**PROBLEM STATEMENT**
What follows is a set of entries. Repeat them exactly, but not their pictures.

───── DATA LINES ─────

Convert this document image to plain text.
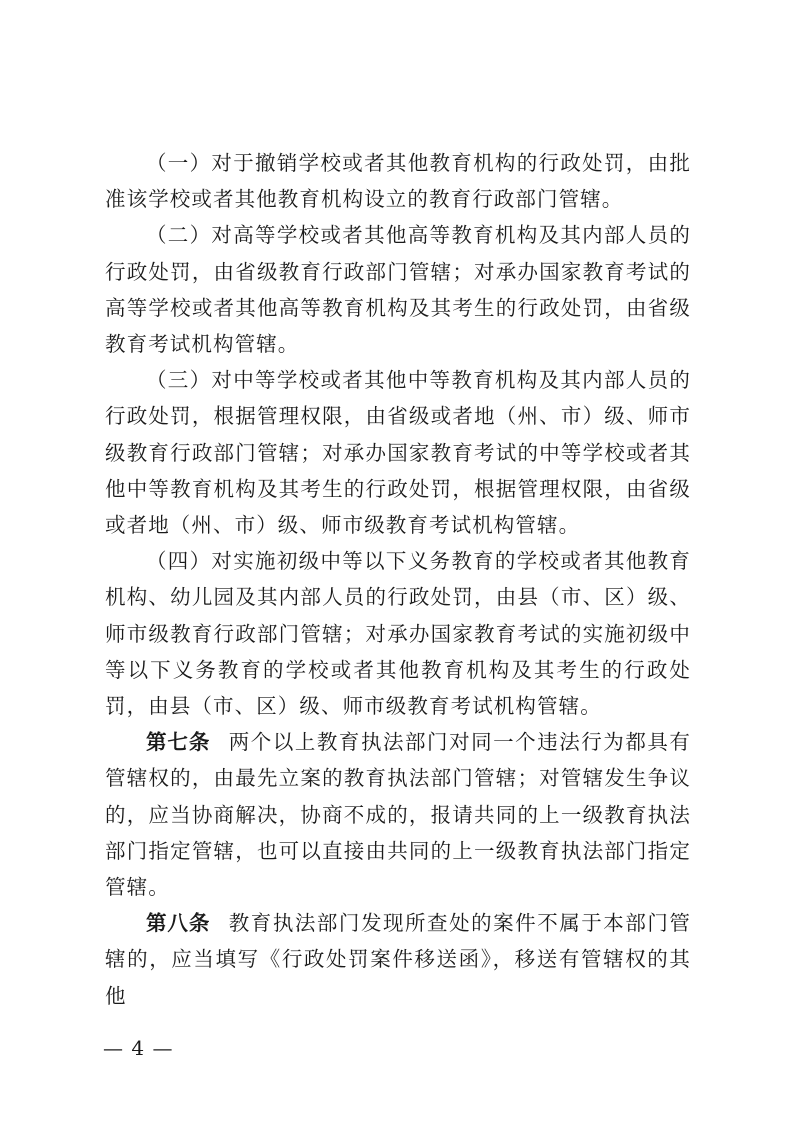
（一）对于撤销学校或者其他教育机构的行政处罚，由批准该学校或者其他教育机构设立的教育行政部门管辖。

（二）对高等学校或者其他高等教育机构及其内部人员的行政处罚，由省级教育行政部门管辖；对承办国家教育考试的高等学校或者其他高等教育机构及其考生的行政处罚，由省级教育考试机构管辖。

（三）对中等学校或者其他中等教育机构及其内部人员的行政处罚，根据管理权限，由省级或者地（州、市）级、师市级教育行政部门管辖；对承办国家教育考试的中等学校或者其他中等教育机构及其考生的行政处罚，根据管理权限，由省级或者地（州、市）级、师市级教育考试机构管辖。

（四）对实施初级中等以下义务教育的学校或者其他教育机构、幼儿园及其内部人员的行政处罚，由县（市、区）级、师市级教育行政部门管辖；对承办国家教育考试的实施初级中等以下义务教育的学校或者其他教育机构及其考生的行政处罚，由县（市、区）级、师市级教育考试机构管辖。

第七条 两个以上教育执法部门对同一个违法行为都具有管辖权的，由最先立案的教育执法部门管辖；对管辖发生争议的，应当协商解决，协商不成的，报请共同的上一级教育执法部门指定管辖，也可以直接由共同的上一级教育执法部门指定管辖。

第八条 教育执法部门发现所查处的案件不属于本部门管辖的，应当填写《行政处罚案件移送函》，移送有管辖权的其他

— 4 —
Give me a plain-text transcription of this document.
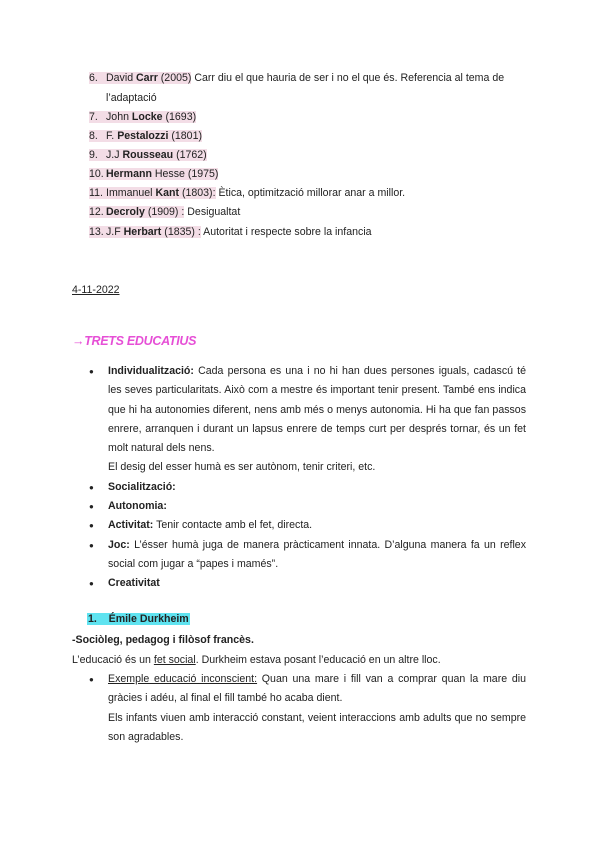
6. David Carr (2005) Carr diu el que hauria de ser i no el que és. Referencia al tema de
l’adaptació
7. John Locke (1693)
8. F. Pestalozzi (1801)
9. J.J Rousseau (1762)
10. Hermann Hesse (1975)
11. Immanuel Kant (1803): Ètica, optimització millorar anar a millor.
12. Decroly (1909) : Desigualtat
13. J.F Herbart (1835) : Autoritat i respecte sobre la infancia
4-11-2022
→TRETS EDUCATIUS
● Individualització: Cada persona es una i no hi han dues persones iguals, cadascú té les seves particularitats. Això com a mestre és important tenir present. També ens indica que hi ha autonomies diferent, nens amb més o menys autonomia. Hi ha que fan passos enrere, arranquen i durant un lapsus enrere de temps curt per després tornar, és un fet molt natural dels nens.
El desig del esser humà es ser autònom, tenir criteri, etc.
● Socialització:
● Autonomia:
● Activitat: Tenir contacte amb el fet, directa.
● Joc: L’ésser humà juga de manera pràcticament innata. D’alguna manera fa un reflex social com jugar a “papes i mamés”.
● Creativitat
1. Émile Durkheim
-Sociòleg, pedagog i filòsof francès.
L’educació és un fet social. Durkheim estava posant l’educació en un altre lloc.
● Exemple educació inconscient: Quan una mare i fill van a comprar quan la mare diu gràcies i adéu, al final el fill també ho acaba dient.
Els infants viuen amb interacció constant, veient interaccions amb adults que no sempre son agradables.
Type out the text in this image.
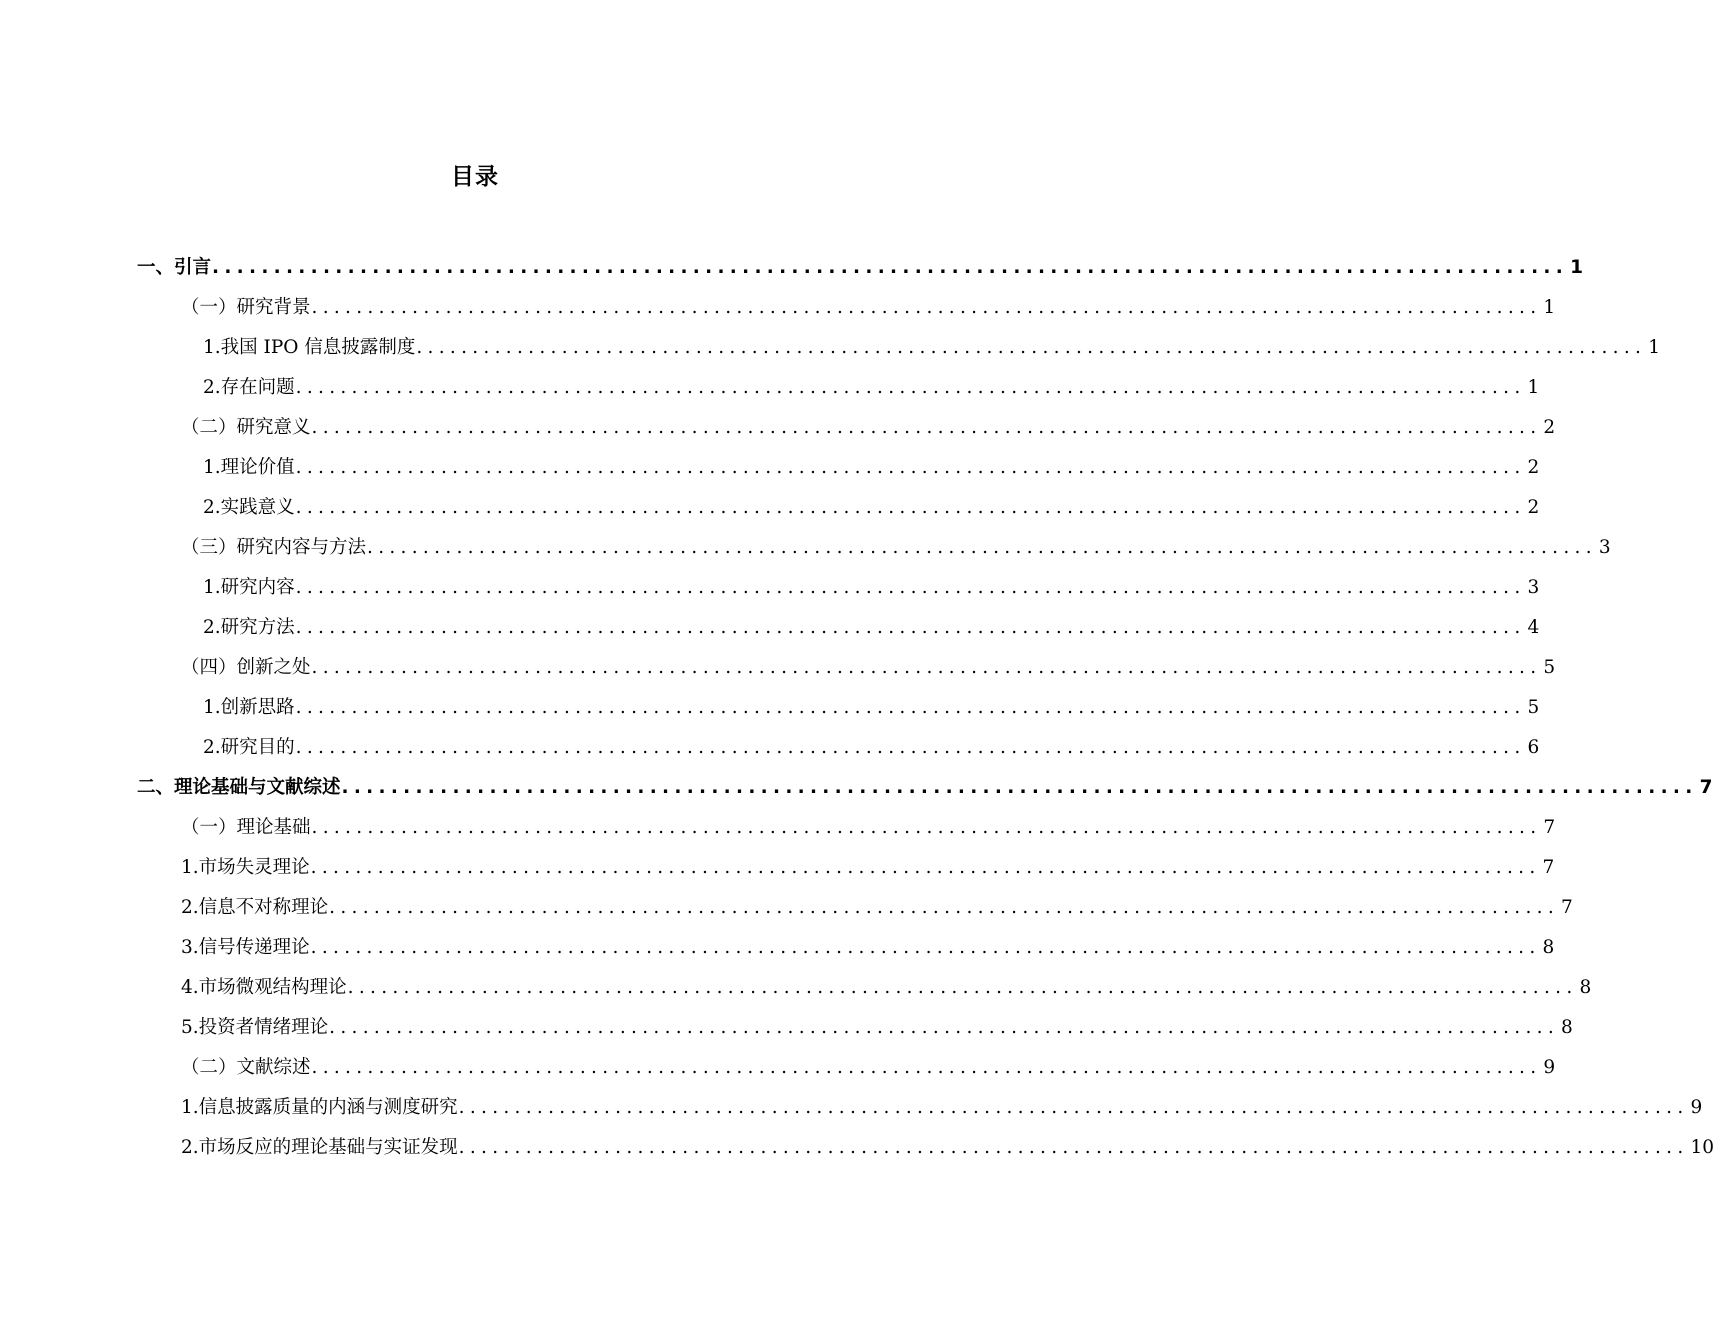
目录
一、引言 .............................................................................................................. 1
（一）研究背景 .............................................................................................................. 1
1.我国 IPO 信息披露制度 .............................................................................................................. 1
2.存在问题 .............................................................................................................. 1
（二）研究意义 .............................................................................................................. 2
1.理论价值 .............................................................................................................. 2
2.实践意义 .............................................................................................................. 2
（三）研究内容与方法 .............................................................................................................. 3
1.研究内容 .............................................................................................................. 3
2.研究方法 .............................................................................................................. 4
（四）创新之处 .............................................................................................................. 5
1.创新思路 .............................................................................................................. 5
2.研究目的 .............................................................................................................. 6
二、理论基础与文献综述 .............................................................................................................. 7
（一）理论基础 .............................................................................................................. 7
1.市场失灵理论 .............................................................................................................. 7
2.信息不对称理论 .............................................................................................................. 7
3.信号传递理论 .............................................................................................................. 8
4.市场微观结构理论 .............................................................................................................. 8
5.投资者情绪理论 .............................................................................................................. 8
（二）文献综述 .............................................................................................................. 9
1.信息披露质量的内涵与测度研究 .............................................................................................................. 9
2.市场反应的理论基础与实证发现 .............................................................................................................. 10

─────

**CORRECT ANSWER**
Convert this document image to plain text.
（一）对于撤销学校或者其他教育机构的行政处罚，由批准该学校或者其他教育机构设立的教育行政部门管辖。

（二）对高等学校或者其他高等教育机构及其内部人员的行政处罚，由省级教育行政部门管辖；对承办国家教育考试的高等学校或者其他高等教育机构及其考生的行政处罚，由省级教育考试机构管辖。

（三）对中等学校或者其他中等教育机构及其内部人员的行政处罚，根据管理权限，由省级或者地（州、市）级、师市级教育行政部门管辖；对承办国家教育考试的中等学校或者其他中等教育机构及其考生的行政处罚，根据管理权限，由省级或者地（州、市）级、师市级教育考试机构管辖。

（四）对实施初级中等以下义务教育的学校或者其他教育机构、幼儿园及其内部人员的行政处罚，由县（市、区）级、师市级教育行政部门管辖；对承办国家教育考试的实施初级中等以下义务教育的学校或者其他教育机构及其考生的行政处罚，由县（市、区）级、师市级教育考试机构管辖。

第七条 两个以上教育执法部门对同一个违法行为都具有管辖权的，由最先立案的教育执法部门管辖；对管辖发生争议的，应当协商解决，协商不成的，报请共同的上一级教育执法部门指定管辖，也可以直接由共同的上一级教育执法部门指定管辖。

第八条 教育执法部门发现所查处的案件不属于本部门管辖的，应当填写《行政处罚案件移送函》，移送有管辖权的其他

— 4 —
Give me a plain-text transcription of this document.
6. David Carr (2005) Carr diu el que hauria de ser i no el que és. Referencia al tema de
l’adaptació
7. John Locke (1693)
8. F. Pestalozzi (1801)
9. J.J Rousseau (1762)
10. Hermann Hesse (1975)
11. Immanuel Kant (1803): Ètica, optimització millorar anar a millor.
12. Decroly (1909) : Desigualtat
13. J.F Herbart (1835) : Autoritat i respecte sobre la infancia
4-11-2022
→TRETS EDUCATIUS
● Individualització: Cada persona es una i no hi han dues persones iguals, cadascú té les seves particularitats. Això com a mestre és important tenir present. També ens indica que hi ha autonomies diferent, nens amb més o menys autonomia. Hi ha que fan passos enrere, arranquen i durant un lapsus enrere de temps curt per després tornar, és un fet molt natural dels nens.
El desig del esser humà es ser autònom, tenir criteri, etc.
● Socialització:
● Autonomia:
● Activitat: Tenir contacte amb el fet, directa.
● Joc: L’ésser humà juga de manera pràcticament innata. D’alguna manera fa un reflex social com jugar a “papes i mamés”.
● Creativitat
1. Émile Durkheim
-Sociòleg, pedagog i filòsof francès.
L’educació és un fet social. Durkheim estava posant l’educació en un altre lloc.
● Exemple educació inconscient: Quan una mare i fill van a comprar quan la mare diu gràcies i adéu, al final el fill també ho acaba dient.
Els infants viuen amb interacció constant, veient interaccions amb adults que no sempre son agradables.
Type out the text in this image.
目录
一、引言 .............................................................................................................. 1
（一）研究背景 .............................................................................................................. 1
1.我国 IPO 信息披露制度 .............................................................................................................. 1
2.存在问题 .............................................................................................................. 1
（二）研究意义 .............................................................................................................. 2
1.理论价值 .............................................................................................................. 2
2.实践意义 .............................................................................................................. 2
（三）研究内容与方法 .............................................................................................................. 3
1.研究内容 .............................................................................................................. 3
2.研究方法 .............................................................................................................. 4
（四）创新之处 .............................................................................................................. 5
1.创新思路 .............................................................................................................. 5
2.研究目的 .............................................................................................................. 6
二、理论基础与文献综述 .............................................................................................................. 7
（一）理论基础 .............................................................................................................. 7
1.市场失灵理论 .............................................................................................................. 7
2.信息不对称理论 .............................................................................................................. 7
3.信号传递理论 .............................................................................................................. 8
4.市场微观结构理论 .............................................................................................................. 8
5.投资者情绪理论 .............................................................................................................. 8
（二）文献综述 .............................................................................................................. 9
1.信息披露质量的内涵与测度研究 .............................................................................................................. 9
2.市场反应的理论基础与实证发现 .............................................................................................................. 10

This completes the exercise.